▶ WHAT THE EXERCISE ASKS
Omit every image, and transcribe the remaining entries exactly as given.

Rows from a dataset

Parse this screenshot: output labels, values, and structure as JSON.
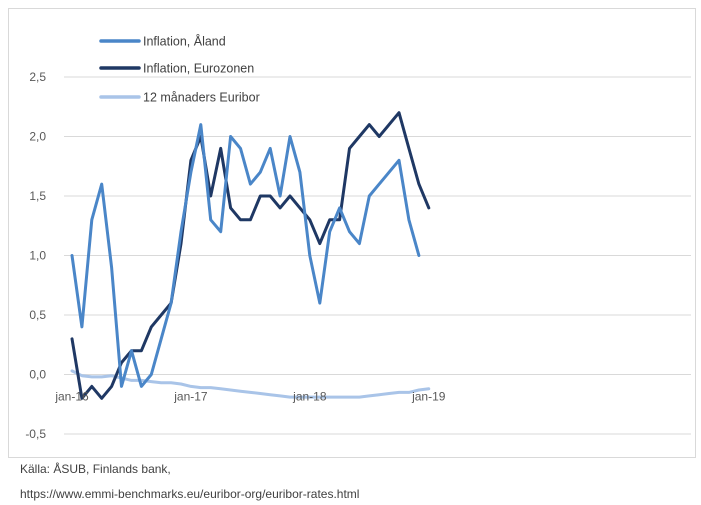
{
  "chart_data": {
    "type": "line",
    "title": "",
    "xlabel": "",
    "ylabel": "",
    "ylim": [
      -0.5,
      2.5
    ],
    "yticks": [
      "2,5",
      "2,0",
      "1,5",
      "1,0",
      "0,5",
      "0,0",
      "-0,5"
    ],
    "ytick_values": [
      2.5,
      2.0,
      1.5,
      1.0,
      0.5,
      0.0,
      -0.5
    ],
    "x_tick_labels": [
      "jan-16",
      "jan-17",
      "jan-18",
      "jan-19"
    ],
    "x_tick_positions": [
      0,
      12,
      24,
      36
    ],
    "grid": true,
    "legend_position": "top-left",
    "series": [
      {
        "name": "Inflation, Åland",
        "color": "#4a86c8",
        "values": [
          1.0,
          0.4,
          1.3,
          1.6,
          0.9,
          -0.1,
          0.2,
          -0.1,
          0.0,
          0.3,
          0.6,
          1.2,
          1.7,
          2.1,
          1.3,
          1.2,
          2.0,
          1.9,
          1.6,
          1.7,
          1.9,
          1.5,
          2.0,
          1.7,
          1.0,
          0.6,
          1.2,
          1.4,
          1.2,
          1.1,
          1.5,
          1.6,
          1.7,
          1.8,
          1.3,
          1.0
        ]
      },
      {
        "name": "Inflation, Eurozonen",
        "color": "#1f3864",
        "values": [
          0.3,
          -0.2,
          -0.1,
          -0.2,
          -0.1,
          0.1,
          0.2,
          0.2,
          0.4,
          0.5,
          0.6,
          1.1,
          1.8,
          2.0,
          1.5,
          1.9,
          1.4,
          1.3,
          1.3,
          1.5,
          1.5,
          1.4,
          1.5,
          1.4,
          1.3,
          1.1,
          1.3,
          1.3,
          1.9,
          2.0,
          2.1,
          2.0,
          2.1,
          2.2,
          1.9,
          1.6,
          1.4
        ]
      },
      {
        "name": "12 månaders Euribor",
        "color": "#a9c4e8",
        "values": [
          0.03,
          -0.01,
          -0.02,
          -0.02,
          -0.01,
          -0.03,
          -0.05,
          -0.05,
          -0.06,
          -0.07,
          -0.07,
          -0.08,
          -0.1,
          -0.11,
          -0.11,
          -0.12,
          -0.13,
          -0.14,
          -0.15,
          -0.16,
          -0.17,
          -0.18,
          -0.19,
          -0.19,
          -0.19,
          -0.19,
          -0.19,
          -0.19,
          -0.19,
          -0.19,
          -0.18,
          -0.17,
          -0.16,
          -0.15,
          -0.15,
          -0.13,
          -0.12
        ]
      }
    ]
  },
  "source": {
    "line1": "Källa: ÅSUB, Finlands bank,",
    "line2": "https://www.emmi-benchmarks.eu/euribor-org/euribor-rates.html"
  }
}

▶ CORRECT RESULT
Parse this screenshot: output labels, values, and structure as JSON.
{
  "chart_data": {
    "type": "line",
    "title": "",
    "xlabel": "",
    "ylabel": "",
    "ylim": [
      -0.5,
      2.5
    ],
    "yticks": [
      "2,5",
      "2,0",
      "1,5",
      "1,0",
      "0,5",
      "0,0",
      "-0,5"
    ],
    "ytick_values": [
      2.5,
      2.0,
      1.5,
      1.0,
      0.5,
      0.0,
      -0.5
    ],
    "x_tick_labels": [
      "jan-16",
      "jan-17",
      "jan-18",
      "jan-19"
    ],
    "x_tick_positions": [
      0,
      12,
      24,
      36
    ],
    "grid": true,
    "legend_position": "top-left",
    "series": [
      {
        "name": "Inflation, Åland",
        "color": "#4a86c8",
        "values": [
          1.0,
          0.4,
          1.3,
          1.6,
          0.9,
          -0.1,
          0.2,
          -0.1,
          0.0,
          0.3,
          0.6,
          1.2,
          1.7,
          2.1,
          1.3,
          1.2,
          2.0,
          1.9,
          1.6,
          1.7,
          1.9,
          1.5,
          2.0,
          1.7,
          1.0,
          0.6,
          1.2,
          1.4,
          1.2,
          1.1,
          1.5,
          1.6,
          1.7,
          1.8,
          1.3,
          1.0
        ]
      },
      {
        "name": "Inflation, Eurozonen",
        "color": "#1f3864",
        "values": [
          0.3,
          -0.2,
          -0.1,
          -0.2,
          -0.1,
          0.1,
          0.2,
          0.2,
          0.4,
          0.5,
          0.6,
          1.1,
          1.8,
          2.0,
          1.5,
          1.9,
          1.4,
          1.3,
          1.3,
          1.5,
          1.5,
          1.4,
          1.5,
          1.4,
          1.3,
          1.1,
          1.3,
          1.3,
          1.9,
          2.0,
          2.1,
          2.0,
          2.1,
          2.2,
          1.9,
          1.6,
          1.4
        ]
      },
      {
        "name": "12 månaders Euribor",
        "color": "#a9c4e8",
        "values": [
          0.03,
          -0.01,
          -0.02,
          -0.02,
          -0.01,
          -0.03,
          -0.05,
          -0.05,
          -0.06,
          -0.07,
          -0.07,
          -0.08,
          -0.1,
          -0.11,
          -0.11,
          -0.12,
          -0.13,
          -0.14,
          -0.15,
          -0.16,
          -0.17,
          -0.18,
          -0.19,
          -0.19,
          -0.19,
          -0.19,
          -0.19,
          -0.19,
          -0.19,
          -0.19,
          -0.18,
          -0.17,
          -0.16,
          -0.15,
          -0.15,
          -0.13,
          -0.12
        ]
      }
    ]
  },
  "source": {
    "line1": "Källa: ÅSUB, Finlands bank,",
    "line2": "https://www.emmi-benchmarks.eu/euribor-org/euribor-rates.html"
  }
}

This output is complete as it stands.